_Your assignment_. Check each line of the listing, and copy it if it contains the word "Protein".

[The records — start]

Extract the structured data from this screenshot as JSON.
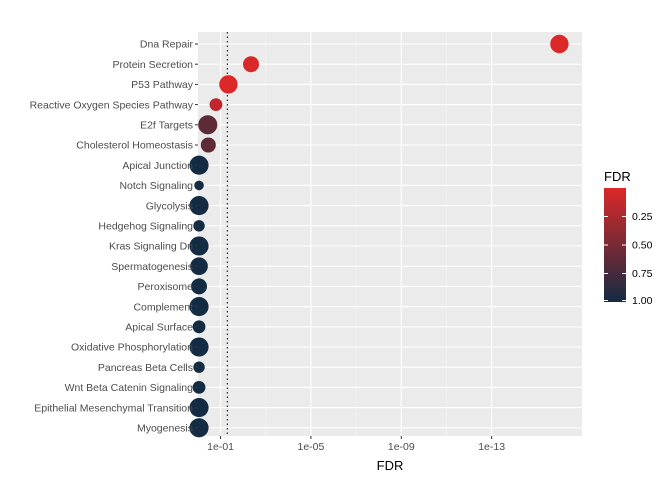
{
  "chart_data": {
    "type": "scatter",
    "xlabel": "FDR",
    "x_scale": "reverse-log10",
    "xlim": [
      1,
      1e-17
    ],
    "x_ticks": [
      {
        "value": 0.1,
        "label": "1e-01"
      },
      {
        "value": 1e-05,
        "label": "1e-05"
      },
      {
        "value": 1e-09,
        "label": "1e-09"
      },
      {
        "value": 1e-13,
        "label": "1e-13"
      }
    ],
    "reference_line": {
      "value": 0.05,
      "style": "dotted"
    },
    "grid": true,
    "legend": {
      "title": "FDR",
      "placement": "right",
      "range": [
        0,
        1
      ],
      "ticks": [
        {
          "value": 0.25,
          "label": "0.25"
        },
        {
          "value": 0.5,
          "label": "0.50"
        },
        {
          "value": 0.75,
          "label": "0.75"
        },
        {
          "value": 1.0,
          "label": "1.00"
        }
      ],
      "low_color": "#dc2828",
      "high_color": "#132b43"
    },
    "points": [
      {
        "category": "Dna Repair",
        "fdr": 1e-16,
        "gene_count": 9,
        "color": "#dc2828"
      },
      {
        "category": "Protein Secretion",
        "fdr": 0.0045,
        "gene_count": 6,
        "color": "#d82829"
      },
      {
        "category": "P53 Pathway",
        "fdr": 0.045,
        "gene_count": 9,
        "color": "#dc2828"
      },
      {
        "category": "Reactive Oxygen Species Pathway",
        "fdr": 0.16,
        "gene_count": 3,
        "color": "#c0262b"
      },
      {
        "category": "E2f Targets",
        "fdr": 0.37,
        "gene_count": 10,
        "color": "#5e2a36"
      },
      {
        "category": "Cholesterol Homeostasis",
        "fdr": 0.35,
        "gene_count": 5,
        "color": "#5e2a36"
      },
      {
        "category": "Apical Junction",
        "fdr": 0.9,
        "gene_count": 10,
        "color": "#132b43"
      },
      {
        "category": "Notch Signaling",
        "fdr": 0.9,
        "gene_count": 1,
        "color": "#132b43"
      },
      {
        "category": "Glycolysis",
        "fdr": 0.9,
        "gene_count": 10,
        "color": "#132b43"
      },
      {
        "category": "Hedgehog Signaling",
        "fdr": 0.9,
        "gene_count": 2,
        "color": "#132b43"
      },
      {
        "category": "Kras Signaling Dn",
        "fdr": 0.9,
        "gene_count": 10,
        "color": "#132b43"
      },
      {
        "category": "Spermatogenesis",
        "fdr": 0.9,
        "gene_count": 8,
        "color": "#132b43"
      },
      {
        "category": "Peroxisome",
        "fdr": 0.9,
        "gene_count": 6,
        "color": "#132b43"
      },
      {
        "category": "Complement",
        "fdr": 0.9,
        "gene_count": 10,
        "color": "#132b43"
      },
      {
        "category": "Apical Surface",
        "fdr": 0.9,
        "gene_count": 3,
        "color": "#132b43"
      },
      {
        "category": "Oxidative Phosphorylation",
        "fdr": 0.9,
        "gene_count": 10,
        "color": "#132b43"
      },
      {
        "category": "Pancreas Beta Cells",
        "fdr": 0.9,
        "gene_count": 2,
        "color": "#132b43"
      },
      {
        "category": "Wnt Beta Catenin Signaling",
        "fdr": 0.9,
        "gene_count": 3,
        "color": "#132b43"
      },
      {
        "category": "Epithelial Mesenchymal Transition",
        "fdr": 0.9,
        "gene_count": 10,
        "color": "#132b43"
      },
      {
        "category": "Myogenesis",
        "fdr": 0.9,
        "gene_count": 10,
        "color": "#132b43"
      }
    ]
  }
}
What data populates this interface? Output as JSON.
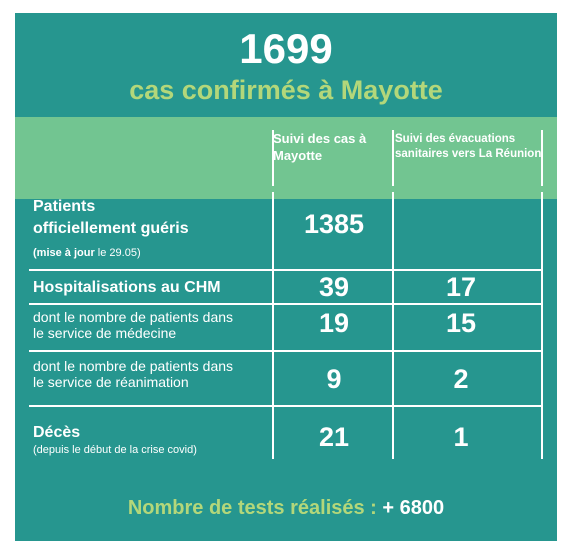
{
  "header": {
    "total": "1699",
    "subtitle": "cas confirmés à Mayotte"
  },
  "columns": {
    "col1": "Suivi des cas à Mayotte",
    "col2": "Suivi des évacuations sanitaires vers La Réunion"
  },
  "rows": [
    {
      "label_line1": "Patients",
      "label_line2": "officiellement guéris",
      "note_bold": "(mise à jour",
      "note_rest": " le 29.05)",
      "col1": "1385",
      "col2": ""
    },
    {
      "label": "Hospitalisations au CHM",
      "col1": "39",
      "col2": "17"
    },
    {
      "label_line1": "dont le nombre de patients dans",
      "label_line2": "le service de médecine",
      "col1": "19",
      "col2": "15"
    },
    {
      "label_line1": "dont le nombre de patients dans",
      "label_line2": "le service de réanimation",
      "col1": "9",
      "col2": "2"
    },
    {
      "label": "Décès",
      "note": "(depuis le début de la crise covid)",
      "col1": "21",
      "col2": "1"
    }
  ],
  "footer": {
    "label": "Nombre de tests réalisés :",
    "value": "+ 6800"
  },
  "colors": {
    "teal": "#26968f",
    "green_band": "#72c591",
    "accent": "#b3d77a"
  }
}
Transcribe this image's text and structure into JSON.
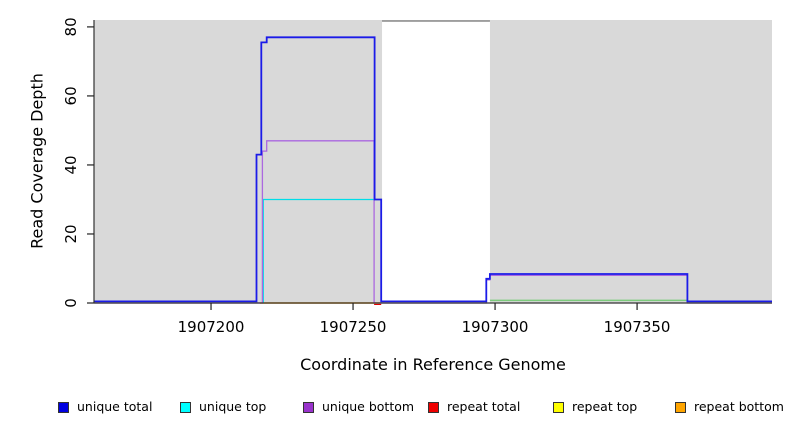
{
  "chart_data": {
    "type": "line",
    "title": "",
    "xlabel": "Coordinate in Reference Genome",
    "ylabel": "Read Coverage Depth",
    "x_ticks": [
      1907200,
      1907250,
      1907300,
      1907350
    ],
    "y_ticks": [
      0,
      20,
      40,
      60,
      80
    ],
    "xlim": [
      1907158.8,
      1907397.5
    ],
    "ylim": [
      0,
      82
    ],
    "grid": false,
    "plot_bg": "#d9d9d9",
    "axis_color": "#333333",
    "highlight_band": {
      "x0": 1907260.2,
      "x1": 1907298.2,
      "color": "#ffffff",
      "border_top": "#8a8a8a"
    },
    "series": [
      {
        "id": "annotation-green",
        "name": "unlabeled green baseline",
        "color": "#7ccb7c",
        "stroke_width": 1.5,
        "points": [
          [
            1907298.2,
            0.75
          ],
          [
            1907367.7,
            0.75
          ]
        ]
      },
      {
        "id": "repeat-total",
        "name": "repeat total",
        "color": "#e00000",
        "stroke_width": 1.2,
        "points": [
          [
            1907257.4,
            -0.4
          ],
          [
            1907259.9,
            -0.4
          ]
        ]
      },
      {
        "id": "repeat-bottom",
        "name": "repeat bottom",
        "color": "#ff9d00",
        "stroke_width": 1.6,
        "points": [
          [
            1907217.2,
            0
          ],
          [
            1907259.5,
            0
          ]
        ]
      },
      {
        "id": "unique-top",
        "name": "unique top",
        "color": "#00dde8",
        "stroke_width": 1.2,
        "points": [
          [
            1907218.4,
            0
          ],
          [
            1907218.4,
            30
          ],
          [
            1907257.6,
            30
          ]
        ]
      },
      {
        "id": "unique-bottom",
        "name": "unique bottom",
        "color": "#ab68e0",
        "stroke_width": 1.3,
        "points": [
          [
            1907158.8,
            0
          ],
          [
            1907218.1,
            0
          ],
          [
            1907218.1,
            44
          ],
          [
            1907219.6,
            44
          ],
          [
            1907219.6,
            47
          ],
          [
            1907257.4,
            47
          ],
          [
            1907257.4,
            0
          ],
          [
            1907296.9,
            0
          ],
          [
            1907296.9,
            6.7
          ],
          [
            1907298.2,
            6.7
          ],
          [
            1907298.2,
            8
          ],
          [
            1907367.7,
            8
          ],
          [
            1907367.7,
            0
          ],
          [
            1907397.5,
            0
          ]
        ]
      },
      {
        "id": "unique-total",
        "name": "unique total",
        "color": "#1b1be8",
        "stroke_width": 1.8,
        "points": [
          [
            1907158.8,
            0.45
          ],
          [
            1907216,
            0.45
          ],
          [
            1907216,
            43
          ],
          [
            1907217.7,
            43
          ],
          [
            1907217.7,
            75.5
          ],
          [
            1907219.6,
            75.5
          ],
          [
            1907219.6,
            77
          ],
          [
            1907257.6,
            77
          ],
          [
            1907257.6,
            30
          ],
          [
            1907259.9,
            30
          ],
          [
            1907259.9,
            0.45
          ],
          [
            1907296.9,
            0.45
          ],
          [
            1907296.9,
            7
          ],
          [
            1907298.2,
            7
          ],
          [
            1907298.2,
            8.4
          ],
          [
            1907367.7,
            8.4
          ],
          [
            1907367.7,
            0.45
          ],
          [
            1907397.5,
            0.45
          ]
        ]
      }
    ]
  },
  "legend": {
    "items": [
      {
        "id": "unique-total",
        "label": "unique total",
        "swatch": "#0000e0"
      },
      {
        "id": "unique-top",
        "label": "unique top",
        "swatch": "#00ffff"
      },
      {
        "id": "unique-bottom",
        "label": "unique bottom",
        "swatch": "#9933cc"
      },
      {
        "id": "repeat-total",
        "label": "repeat total",
        "swatch": "#ee0000"
      },
      {
        "id": "repeat-top",
        "label": "repeat top",
        "swatch": "#ffff00"
      },
      {
        "id": "repeat-bottom",
        "label": "repeat bottom",
        "swatch": "#ffa500"
      }
    ]
  }
}
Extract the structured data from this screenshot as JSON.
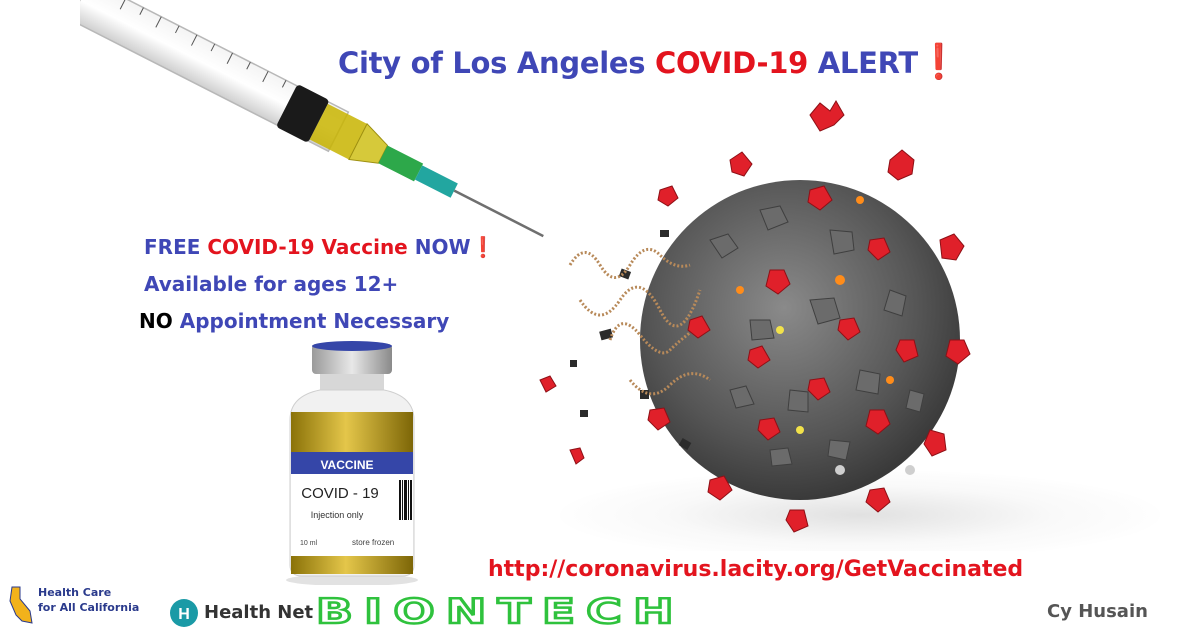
{
  "title": {
    "part1": "City of Los Angeles ",
    "part2": "COVID-19 ",
    "part3": "ALERT",
    "mark": "❗"
  },
  "info": {
    "line1": {
      "a": "FREE ",
      "b": "COVID-19 Vaccine",
      "c": " NOW",
      "mark": "❗"
    },
    "line2": "Available for ages 12+",
    "line3": {
      "a": "NO",
      "b": " Appointment Necessary"
    }
  },
  "vial": {
    "header": "VACCINE",
    "name": "COVID - 19",
    "sub": "Injection only",
    "volume": "10 ml",
    "storage": "store frozen"
  },
  "url": "http://coronavirus.lacity.org/GetVaccinated",
  "logos": {
    "hca_line1": "Health Care",
    "hca_line2": "for All California",
    "healthnet": "Health Net",
    "biontech": "BIONTECH"
  },
  "credit": "Cy Husain",
  "colors": {
    "title_blue": "#3f47b6",
    "alert_red": "#e3141e",
    "biontech_green": "#2fc23d"
  }
}
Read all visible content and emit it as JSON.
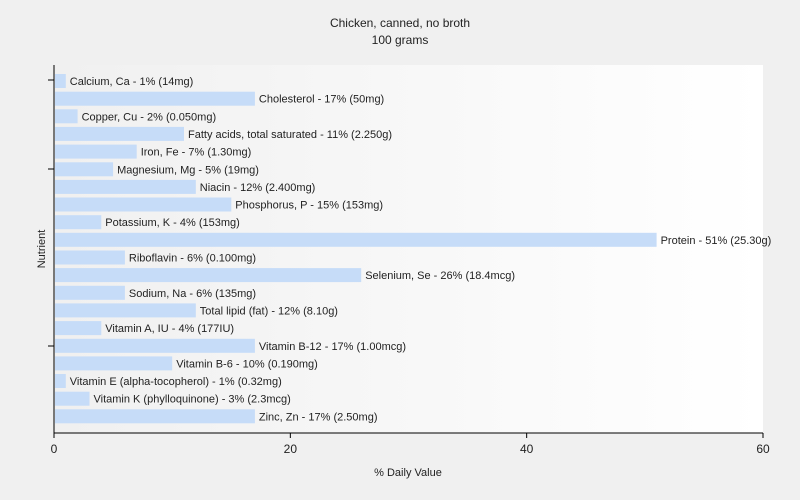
{
  "chart_data": {
    "type": "bar",
    "orientation": "horizontal",
    "title": "Chicken, canned, no broth",
    "subtitle": "100 grams",
    "xlabel": "% Daily Value",
    "ylabel": "Nutrient",
    "xlim": [
      0,
      60
    ],
    "xticks": [
      0,
      20,
      40,
      60
    ],
    "grid": false,
    "colors": {
      "bar": "#c6dcf8",
      "axis": "#000000",
      "plot_bg_right": "#ffffff",
      "plot_bg_left": "#f0f0f0"
    },
    "categories": [
      "Calcium, Ca",
      "Cholesterol",
      "Copper, Cu",
      "Fatty acids, total saturated",
      "Iron, Fe",
      "Magnesium, Mg",
      "Niacin",
      "Phosphorus, P",
      "Potassium, K",
      "Protein",
      "Riboflavin",
      "Selenium, Se",
      "Sodium, Na",
      "Total lipid (fat)",
      "Vitamin A, IU",
      "Vitamin B-12",
      "Vitamin B-6",
      "Vitamin E (alpha-tocopherol)",
      "Vitamin K (phylloquinone)",
      "Zinc, Zn"
    ],
    "values": [
      1,
      17,
      2,
      11,
      7,
      5,
      12,
      15,
      4,
      51,
      6,
      26,
      6,
      12,
      4,
      17,
      10,
      1,
      3,
      17
    ],
    "labels": [
      "Calcium, Ca - 1% (14mg)",
      "Cholesterol - 17% (50mg)",
      "Copper, Cu - 2% (0.050mg)",
      "Fatty acids, total saturated - 11% (2.250g)",
      "Iron, Fe - 7% (1.30mg)",
      "Magnesium, Mg - 5% (19mg)",
      "Niacin - 12% (2.400mg)",
      "Phosphorus, P - 15% (153mg)",
      "Potassium, K - 4% (153mg)",
      "Protein - 51% (25.30g)",
      "Riboflavin - 6% (0.100mg)",
      "Selenium, Se - 26% (18.4mcg)",
      "Sodium, Na - 6% (135mg)",
      "Total lipid (fat) - 12% (8.10g)",
      "Vitamin A, IU - 4% (177IU)",
      "Vitamin B-12 - 17% (1.00mcg)",
      "Vitamin B-6 - 10% (0.190mg)",
      "Vitamin E (alpha-tocopherol) - 1% (0.32mg)",
      "Vitamin K (phylloquinone) - 3% (2.3mcg)",
      "Zinc, Zn - 17% (2.50mg)"
    ]
  }
}
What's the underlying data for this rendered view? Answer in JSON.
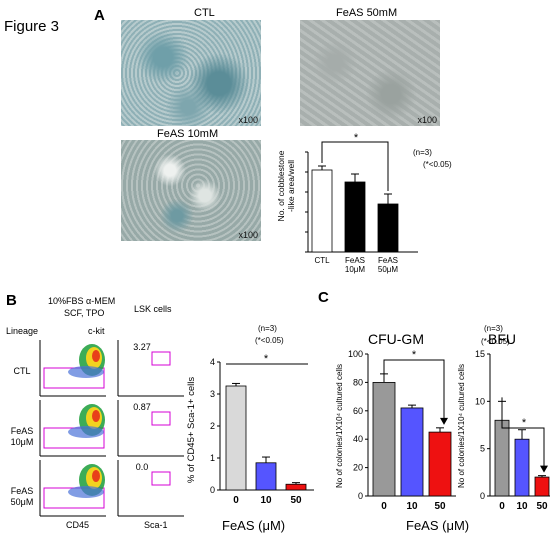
{
  "figure_label": "Figure 3",
  "panelA": {
    "letter": "A",
    "images": [
      {
        "title": "CTL",
        "mag": "x100"
      },
      {
        "title": "FeAS 50mM",
        "mag": "x100"
      },
      {
        "title": "FeAS 10mM",
        "mag": "x100"
      }
    ],
    "chart_data": {
      "type": "bar",
      "categories": [
        "CTL",
        "FeAS\n10μM",
        "FeAS\n50μM"
      ],
      "values": [
        41,
        35,
        24
      ],
      "errors": [
        2,
        4,
        5
      ],
      "fills": [
        "#ffffff",
        "#000000",
        "#000000"
      ],
      "ylabel": "No. of cobblestone\n-like area/well",
      "ylim": [
        0,
        50
      ],
      "ticks": [
        0,
        10,
        20,
        30,
        40,
        50
      ],
      "annotations": [
        "*",
        "(n=3)",
        "(*<0.05)"
      ]
    }
  },
  "panelB": {
    "letter": "B",
    "culture_line1": "10%FBS α-MEM",
    "culture_line2": "SCF, TPO",
    "lineage_label": "Lineage",
    "ckit_label": "c-kit",
    "lsk_label": "LSK cells",
    "rows": [
      "CTL",
      "FeAS\n10μM",
      "FeAS\n50μM"
    ],
    "gate_values": [
      "3.27",
      "0.87",
      "0.0"
    ],
    "x_axis_left": "CD45",
    "x_axis_right": "Sca-1",
    "chart_data": {
      "type": "bar",
      "categories": [
        "0",
        "10",
        "50"
      ],
      "values": [
        3.25,
        0.85,
        0.18
      ],
      "errors": [
        0.08,
        0.18,
        0.05
      ],
      "colors": [
        "#d9d9d9",
        "#5555ff",
        "#ee1111"
      ],
      "ylabel": "% of CD45+ Sca-1+ cells",
      "xlabel": "FeAS (μM)",
      "ylim": [
        0,
        4
      ],
      "ticks": [
        0,
        1,
        2,
        3,
        4
      ],
      "annotations": [
        "*",
        "(n=3)",
        "(*<0.05)"
      ]
    }
  },
  "panelC": {
    "letter": "C",
    "xlabel": "FeAS (μM)",
    "annotations": [
      "(n=3)",
      "(*<0.05)"
    ],
    "chart_data": [
      {
        "type": "bar",
        "title": "CFU-GM",
        "categories": [
          "0",
          "10",
          "50"
        ],
        "values": [
          80,
          62,
          45
        ],
        "errors": [
          6,
          2,
          3
        ],
        "colors": [
          "#999999",
          "#5555ff",
          "#ee1111"
        ],
        "ylabel": "No of colonies/1X10⁴ cultured cells",
        "ylim": [
          0,
          100
        ],
        "ticks": [
          0,
          20,
          40,
          60,
          80,
          100
        ],
        "annotation": "*"
      },
      {
        "type": "bar",
        "title": "BFU",
        "categories": [
          "0",
          "10",
          "50"
        ],
        "values": [
          8,
          6,
          2
        ],
        "errors": [
          2,
          1,
          0.15
        ],
        "colors": [
          "#999999",
          "#5555ff",
          "#ee1111"
        ],
        "ylabel": "No of colonies/1X10⁴ cultured cells",
        "ylim": [
          0,
          15
        ],
        "ticks": [
          0,
          5,
          10,
          15
        ],
        "annotation": "*"
      }
    ]
  }
}
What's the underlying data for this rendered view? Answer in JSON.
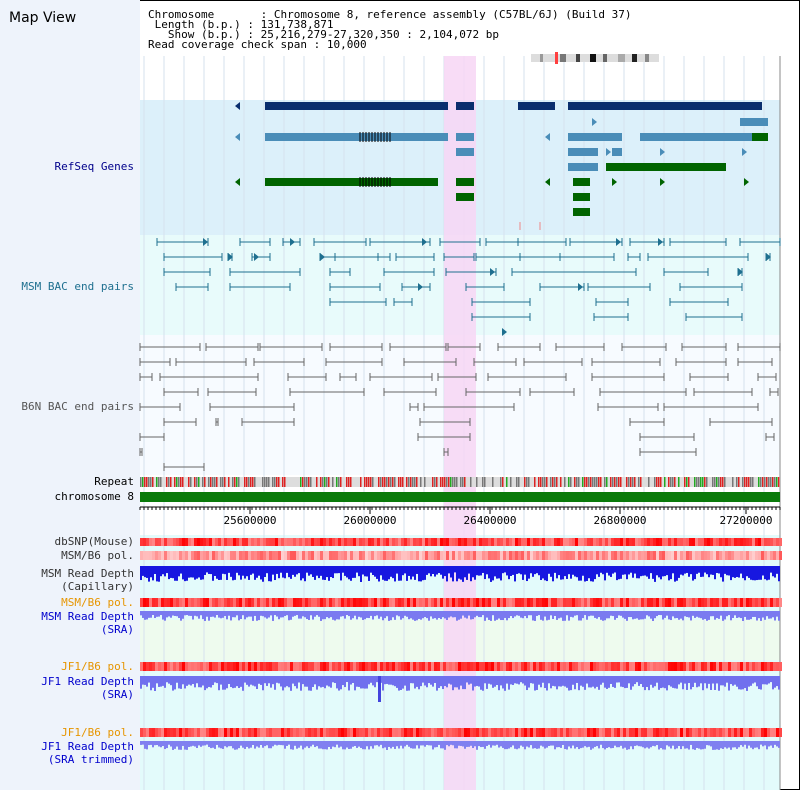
{
  "title": "Map View",
  "info": {
    "chromosome_key": "Chromosome",
    "chromosome_val": "Chromosome 8, reference assembly (C57BL/6J) (Build 37)",
    "length_key": "Length (b.p.)",
    "length_val": "131,738,871",
    "show_key": "Show (b.p.)",
    "show_val": "25,216,279-27,320,350 : 2,104,072 bp",
    "coverage_key": "Read coverage check span",
    "coverage_val": "10,000"
  },
  "tracks": {
    "refseq": "RefSeq Genes",
    "msm_bac": "MSM BAC end pairs",
    "b6n_bac": "B6N BAC end pairs",
    "repeat": "Repeat",
    "chrom": "chromosome 8",
    "dbsnp": "dbSNP(Mouse)",
    "msm_b6_pol": "MSM/B6 pol.",
    "msm_depth_1": "MSM Read Depth",
    "msm_depth_2": "(Capillary)",
    "msm_b6_pol_sra": "MSM/B6 pol.",
    "msm_depth_sra_1": "MSM Read Depth",
    "msm_depth_sra_2": "(SRA)",
    "jf1_pol": "JF1/B6 pol.",
    "jf1_depth_1": "JF1 Read Depth",
    "jf1_depth_2": "(SRA)",
    "jf1_pol_t": "JF1/B6 pol.",
    "jf1_depth_t_1": "JF1 Read Depth",
    "jf1_depth_t_2": "(SRA trimmed)"
  },
  "axis": {
    "ticks": [
      "25600000",
      "26000000",
      "26400000",
      "26800000",
      "27200000"
    ]
  },
  "colors": {
    "gene_dark": "#0a2e6e",
    "gene_mid": "#4a8db8",
    "gene_green": "#006400",
    "msm": "#1e6f8f",
    "b6n": "#666666",
    "highlight": "#f7d6f5"
  }
}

[The records — finish]

_Result for this task_.
        "category": "Protein Secretion",
      "Protein",
      "Protein - 51% (25.30g)",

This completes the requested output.